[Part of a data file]
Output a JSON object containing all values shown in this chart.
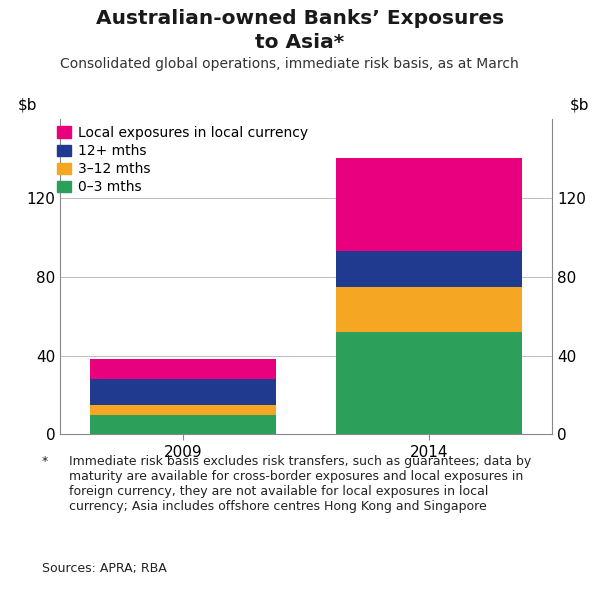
{
  "title_line1": "Australian-owned Banks’ Exposures",
  "title_line2": "to Asia*",
  "subtitle": "Consolidated global operations, immediate risk basis, as at March",
  "categories": [
    "2009",
    "2014"
  ],
  "series": {
    "0-3 mths": [
      10,
      52
    ],
    "3-12 mths": [
      5,
      23
    ],
    "12+ mths": [
      13,
      18
    ],
    "Local exposures in local currency": [
      10,
      47
    ]
  },
  "colors": {
    "0-3 mths": "#2ca05a",
    "3-12 mths": "#f5a623",
    "12+ mths": "#1f3a8f",
    "Local exposures in local currency": "#e8007f"
  },
  "legend_order": [
    "Local exposures in local currency",
    "12+ mths",
    "3-12 mths",
    "0-3 mths"
  ],
  "legend_labels": [
    "Local exposures in local currency",
    "12+ mths",
    "3–12 mths",
    "0–3 mths"
  ],
  "ylim": [
    0,
    160
  ],
  "yticks": [
    0,
    40,
    80,
    120
  ],
  "bar_width": 0.38,
  "bar_positions": [
    0.25,
    0.75
  ],
  "xlim": [
    0.0,
    1.0
  ],
  "footnote_star": "Immediate risk basis excludes risk transfers, such as guarantees; data by\nmaturity are available for cross-border exposures and local exposures in\nforeign currency, they are not available for local exposures in local\ncurrency; Asia includes offshore centres Hong Kong and Singapore",
  "sources": "Sources: APRA; RBA",
  "background_color": "#ffffff",
  "grid_color": "#bbbbbb",
  "title_fontsize": 14.5,
  "subtitle_fontsize": 10,
  "tick_fontsize": 11,
  "legend_fontsize": 10,
  "footnote_fontsize": 9
}
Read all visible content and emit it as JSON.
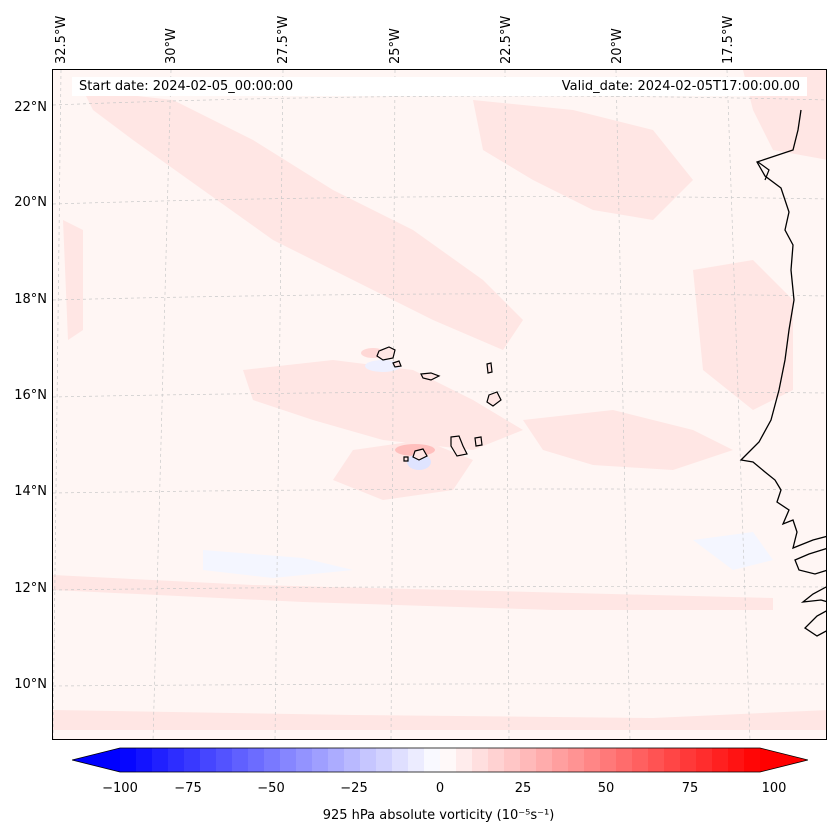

What is expected
Working from the material above, transcribe it exactly while omitting pictures.

Output
Output a JSON object containing all values shown in this chart.
{
  "title_line1": "Australian-owned Banks’ Exposures",
  "title_line2": "to Asia*",
  "subtitle": "Consolidated global operations, immediate risk basis, as at March",
  "categories": [
    "2009",
    "2014"
  ],
  "series": {
    "0-3 mths": [
      10,
      52
    ],
    "3-12 mths": [
      5,
      23
    ],
    "12+ mths": [
      13,
      18
    ],
    "Local exposures in local currency": [
      10,
      47
    ]
  },
  "colors": {
    "0-3 mths": "#2ca05a",
    "3-12 mths": "#f5a623",
    "12+ mths": "#1f3a8f",
    "Local exposures in local currency": "#e8007f"
  },
  "legend_order": [
    "Local exposures in local currency",
    "12+ mths",
    "3-12 mths",
    "0-3 mths"
  ],
  "legend_labels": [
    "Local exposures in local currency",
    "12+ mths",
    "3–12 mths",
    "0–3 mths"
  ],
  "ylim": [
    0,
    160
  ],
  "yticks": [
    0,
    40,
    80,
    120
  ],
  "bar_width": 0.38,
  "bar_positions": [
    0.25,
    0.75
  ],
  "xlim": [
    0.0,
    1.0
  ],
  "footnote_star": "Immediate risk basis excludes risk transfers, such as guarantees; data by\nmaturity are available for cross-border exposures and local exposures in\nforeign currency, they are not available for local exposures in local\ncurrency; Asia includes offshore centres Hong Kong and Singapore",
  "sources": "Sources: APRA; RBA",
  "background_color": "#ffffff",
  "grid_color": "#bbbbbb",
  "title_fontsize": 14.5,
  "subtitle_fontsize": 10,
  "tick_fontsize": 11,
  "legend_fontsize": 10,
  "footnote_fontsize": 9
}
Read all visible content and emit it as JSON.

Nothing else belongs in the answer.